-- Written instruction --
Determine how many lines include the word "heading", then give that number and nothing more.

-- Items from a data source --

....

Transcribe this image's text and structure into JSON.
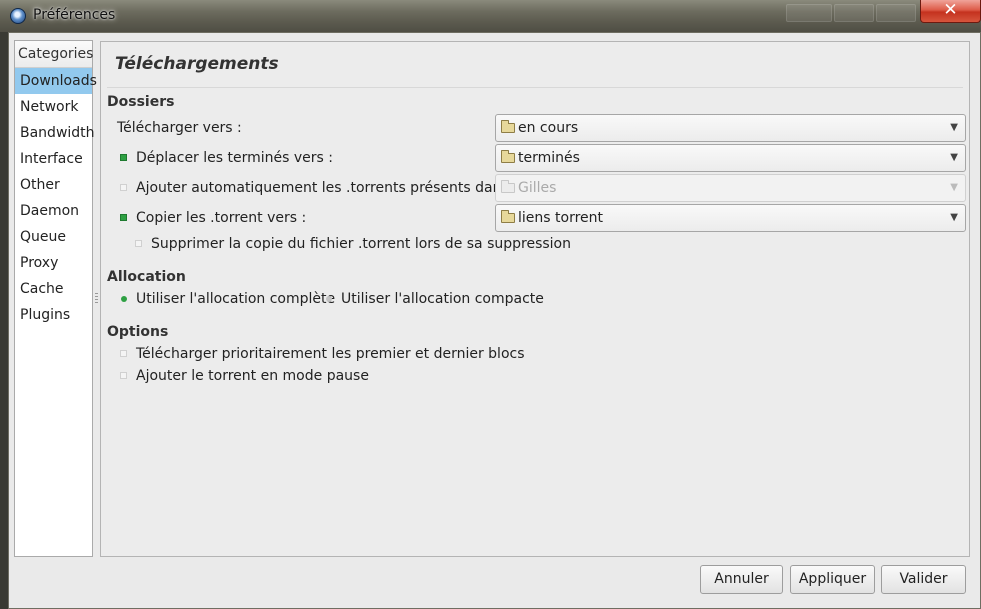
{
  "window": {
    "title": "Préférences",
    "close_glyph": "✕"
  },
  "sidebar": {
    "header": "Categories",
    "items": [
      {
        "label": "Downloads",
        "selected": true
      },
      {
        "label": "Network"
      },
      {
        "label": "Bandwidth"
      },
      {
        "label": "Interface"
      },
      {
        "label": "Other"
      },
      {
        "label": "Daemon"
      },
      {
        "label": "Queue"
      },
      {
        "label": "Proxy"
      },
      {
        "label": "Cache"
      },
      {
        "label": "Plugins"
      }
    ]
  },
  "page": {
    "title": "Téléchargements",
    "dossiers": {
      "heading": "Dossiers",
      "download_to": {
        "label": "Télécharger vers :",
        "value": "en cours"
      },
      "move_completed": {
        "label": "Déplacer les terminés vers :",
        "checked": true,
        "value": "terminés"
      },
      "autoadd": {
        "label": "Ajouter automatiquement les .torrents présents dans :",
        "checked": false,
        "value": "Gilles",
        "enabled": false
      },
      "copy_torrent": {
        "label": "Copier les .torrent vers :",
        "checked": true,
        "value": "liens torrent"
      },
      "delete_copy": {
        "label": "Supprimer la copie du fichier .torrent lors de sa suppression",
        "checked": false
      }
    },
    "allocation": {
      "heading": "Allocation",
      "full": {
        "label": "Utiliser l'allocation complète",
        "selected": true
      },
      "compact": {
        "label": "Utiliser l'allocation compacte",
        "selected": false
      }
    },
    "options": {
      "heading": "Options",
      "prioritize": {
        "label": "Télécharger prioritairement les premier et dernier blocs",
        "checked": false
      },
      "add_paused": {
        "label": "Ajouter le torrent en mode pause",
        "checked": false
      }
    }
  },
  "buttons": {
    "cancel": "Annuler",
    "apply": "Appliquer",
    "ok": "Valider"
  },
  "colors": {
    "accent_green": "#2ea043",
    "selection": "#92c9ee"
  }
}
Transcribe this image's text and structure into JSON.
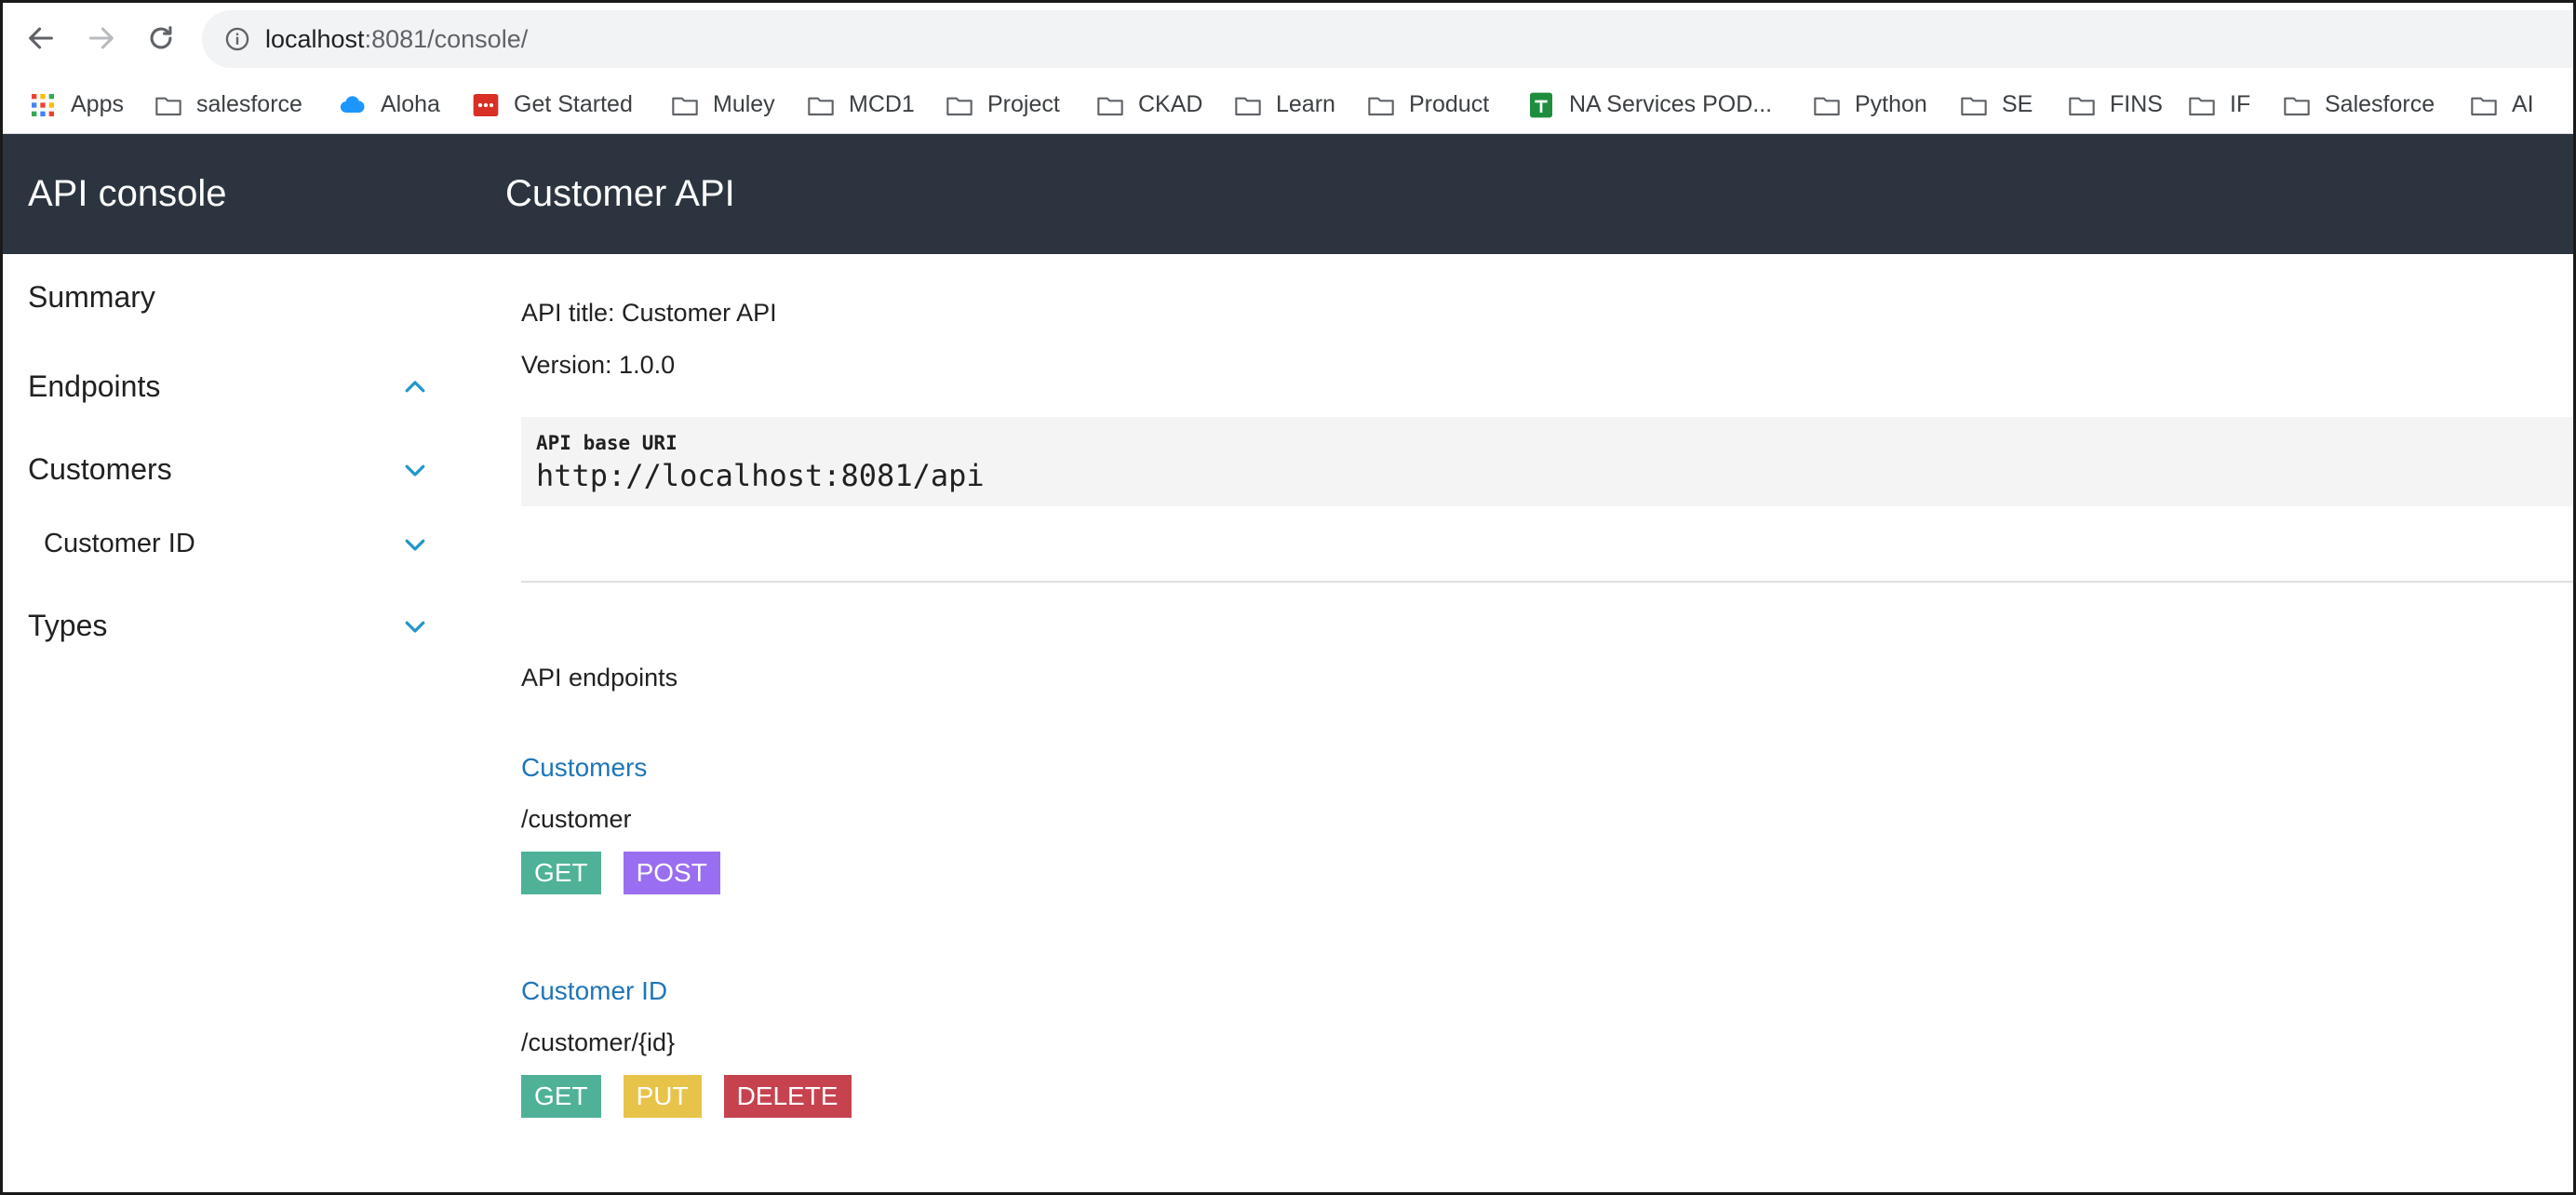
{
  "browser": {
    "url_host": "localhost",
    "url_rest": ":8081/console/",
    "bookmarks": [
      {
        "label": "Apps",
        "icon": "apps-grid-icon"
      },
      {
        "label": "salesforce",
        "icon": "folder-icon"
      },
      {
        "label": "Aloha",
        "icon": "cloud-icon"
      },
      {
        "label": "Get Started",
        "icon": "get-started-icon"
      },
      {
        "label": "Muley",
        "icon": "folder-icon"
      },
      {
        "label": "MCD1",
        "icon": "folder-icon"
      },
      {
        "label": "Project",
        "icon": "folder-icon"
      },
      {
        "label": "CKAD",
        "icon": "folder-icon"
      },
      {
        "label": "Learn",
        "icon": "folder-icon"
      },
      {
        "label": "Product",
        "icon": "folder-icon"
      },
      {
        "label": "NA Services POD...",
        "icon": "sheets-icon"
      },
      {
        "label": "Python",
        "icon": "folder-icon"
      },
      {
        "label": "SE",
        "icon": "folder-icon"
      },
      {
        "label": "FINS",
        "icon": "folder-icon"
      },
      {
        "label": "IF",
        "icon": "folder-icon"
      },
      {
        "label": "Salesforce",
        "icon": "folder-icon"
      },
      {
        "label": "AI",
        "icon": "folder-icon"
      }
    ]
  },
  "header": {
    "app_title": "API console",
    "api_name": "Customer API"
  },
  "sidebar": {
    "items": [
      {
        "label": "Summary"
      },
      {
        "label": "Endpoints",
        "expanded": true
      },
      {
        "label": "Customers",
        "expanded": false
      },
      {
        "label": "Customer ID",
        "expanded": false
      },
      {
        "label": "Types",
        "expanded": false
      }
    ]
  },
  "main": {
    "api_title": "API title: Customer API",
    "version": "Version: 1.0.0",
    "base_uri_label": "API base URI",
    "base_uri": "http://localhost:8081/api",
    "endpoints_title": "API endpoints",
    "endpoints": [
      {
        "name": "Customers",
        "path": "/customer",
        "methods": [
          {
            "label": "GET",
            "color": "#4fb298"
          },
          {
            "label": "POST",
            "color": "#9a6ef0"
          }
        ]
      },
      {
        "name": "Customer ID",
        "path": "/customer/{id}",
        "methods": [
          {
            "label": "GET",
            "color": "#4fb298"
          },
          {
            "label": "PUT",
            "color": "#e8c34a"
          },
          {
            "label": "DELETE",
            "color": "#c6424f"
          }
        ]
      }
    ]
  },
  "colors": {
    "header_bg": "#2c353f",
    "link": "#1f76b7",
    "chevron": "#2196c9"
  }
}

....

-- Task solution --
3